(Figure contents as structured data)
──────
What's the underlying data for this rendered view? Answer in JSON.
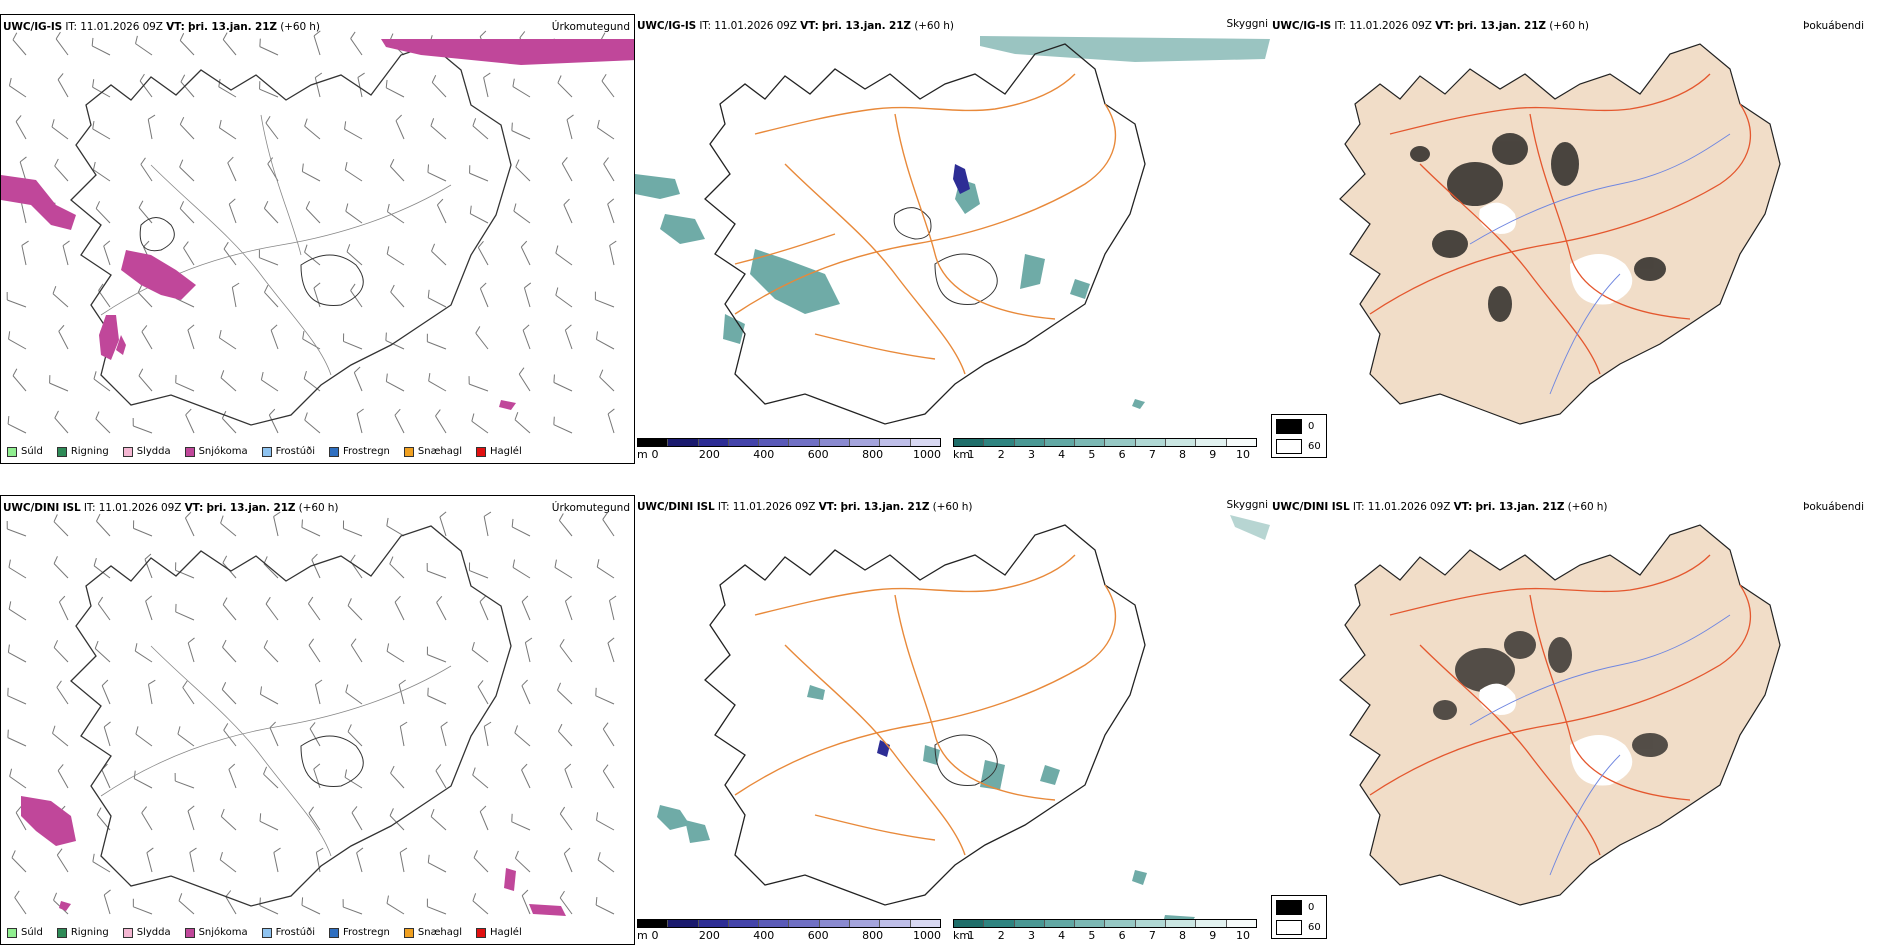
{
  "rows": [
    {
      "model": "UWC/IG-IS",
      "it_label": "IT:",
      "it_value": "11.01.2026 09Z",
      "vt_label": "VT:",
      "vt_value": "þri. 13.jan. 21Z",
      "lead": "(+60 h)"
    },
    {
      "model": "UWC/DINI ISL",
      "it_label": "IT:",
      "it_value": "11.01.2026 09Z",
      "vt_label": "VT:",
      "vt_value": "þri. 13.jan. 21Z",
      "lead": "(+60 h)"
    }
  ],
  "panels": {
    "precip_type": "Úrkomutegund",
    "visibility": "Skyggni",
    "fog": "Þokuábendi"
  },
  "precip_legend": [
    {
      "label": "Súld",
      "color": "#90ee90"
    },
    {
      "label": "Rigning",
      "color": "#2e8b57"
    },
    {
      "label": "Slydda",
      "color": "#f4b6d2"
    },
    {
      "label": "Snjókoma",
      "color": "#c0479a"
    },
    {
      "label": "Frostúði",
      "color": "#8ec3f0"
    },
    {
      "label": "Frostregn",
      "color": "#2f6fc0"
    },
    {
      "label": "Snæhagl",
      "color": "#f0a020"
    },
    {
      "label": "Haglél",
      "color": "#e01010"
    }
  ],
  "height_scale": {
    "unit": "m",
    "ticks": [
      "0",
      "200",
      "400",
      "600",
      "800",
      "1000"
    ],
    "colors": [
      "#000000",
      "#1a1a6e",
      "#2d2d95",
      "#4444aa",
      "#5a5ab8",
      "#7070c4",
      "#8a8ad0",
      "#a4a4dc",
      "#bebee8",
      "#d8d8f2"
    ]
  },
  "visibility_scale": {
    "unit": "km",
    "ticks": [
      "1",
      "2",
      "3",
      "4",
      "5",
      "6",
      "7",
      "8",
      "9",
      "10"
    ],
    "colors": [
      "#1f6e6a",
      "#2f8480",
      "#4a9894",
      "#62a8a4",
      "#7cb8b4",
      "#96c8c4",
      "#b0d8d4",
      "#cae6e2",
      "#e2f2f0",
      "#f6fbfa"
    ]
  },
  "fog_legend": [
    {
      "label": "0",
      "color": "#000000"
    },
    {
      "label": "60",
      "color": "#ffffff"
    }
  ],
  "colors": {
    "snow": "#c0479a",
    "vis_teal": "#3f8f8a",
    "roads": "#e8893a",
    "fog_land": "#f1ddc8",
    "fog_roads": "#e4572e",
    "rivers": "#6f86e0"
  }
}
──────
### PROBLEM DETAILS:
Reproduce every record above exactly, omitting the pictures.

### ANSWER FOR THIS EXERCISE:
What's the underlying data for this rendered view? Answer in JSON.
{
  "rows": [
    {
      "model": "UWC/IG-IS",
      "it_label": "IT:",
      "it_value": "11.01.2026 09Z",
      "vt_label": "VT:",
      "vt_value": "þri. 13.jan. 21Z",
      "lead": "(+60 h)"
    },
    {
      "model": "UWC/DINI ISL",
      "it_label": "IT:",
      "it_value": "11.01.2026 09Z",
      "vt_label": "VT:",
      "vt_value": "þri. 13.jan. 21Z",
      "lead": "(+60 h)"
    }
  ],
  "panels": {
    "precip_type": "Úrkomutegund",
    "visibility": "Skyggni",
    "fog": "Þokuábendi"
  },
  "precip_legend": [
    {
      "label": "Súld",
      "color": "#90ee90"
    },
    {
      "label": "Rigning",
      "color": "#2e8b57"
    },
    {
      "label": "Slydda",
      "color": "#f4b6d2"
    },
    {
      "label": "Snjókoma",
      "color": "#c0479a"
    },
    {
      "label": "Frostúði",
      "color": "#8ec3f0"
    },
    {
      "label": "Frostregn",
      "color": "#2f6fc0"
    },
    {
      "label": "Snæhagl",
      "color": "#f0a020"
    },
    {
      "label": "Haglél",
      "color": "#e01010"
    }
  ],
  "height_scale": {
    "unit": "m",
    "ticks": [
      "0",
      "200",
      "400",
      "600",
      "800",
      "1000"
    ],
    "colors": [
      "#000000",
      "#1a1a6e",
      "#2d2d95",
      "#4444aa",
      "#5a5ab8",
      "#7070c4",
      "#8a8ad0",
      "#a4a4dc",
      "#bebee8",
      "#d8d8f2"
    ]
  },
  "visibility_scale": {
    "unit": "km",
    "ticks": [
      "1",
      "2",
      "3",
      "4",
      "5",
      "6",
      "7",
      "8",
      "9",
      "10"
    ],
    "colors": [
      "#1f6e6a",
      "#2f8480",
      "#4a9894",
      "#62a8a4",
      "#7cb8b4",
      "#96c8c4",
      "#b0d8d4",
      "#cae6e2",
      "#e2f2f0",
      "#f6fbfa"
    ]
  },
  "fog_legend": [
    {
      "label": "0",
      "color": "#000000"
    },
    {
      "label": "60",
      "color": "#ffffff"
    }
  ],
  "colors": {
    "snow": "#c0479a",
    "vis_teal": "#3f8f8a",
    "roads": "#e8893a",
    "fog_land": "#f1ddc8",
    "fog_roads": "#e4572e",
    "rivers": "#6f86e0"
  }
}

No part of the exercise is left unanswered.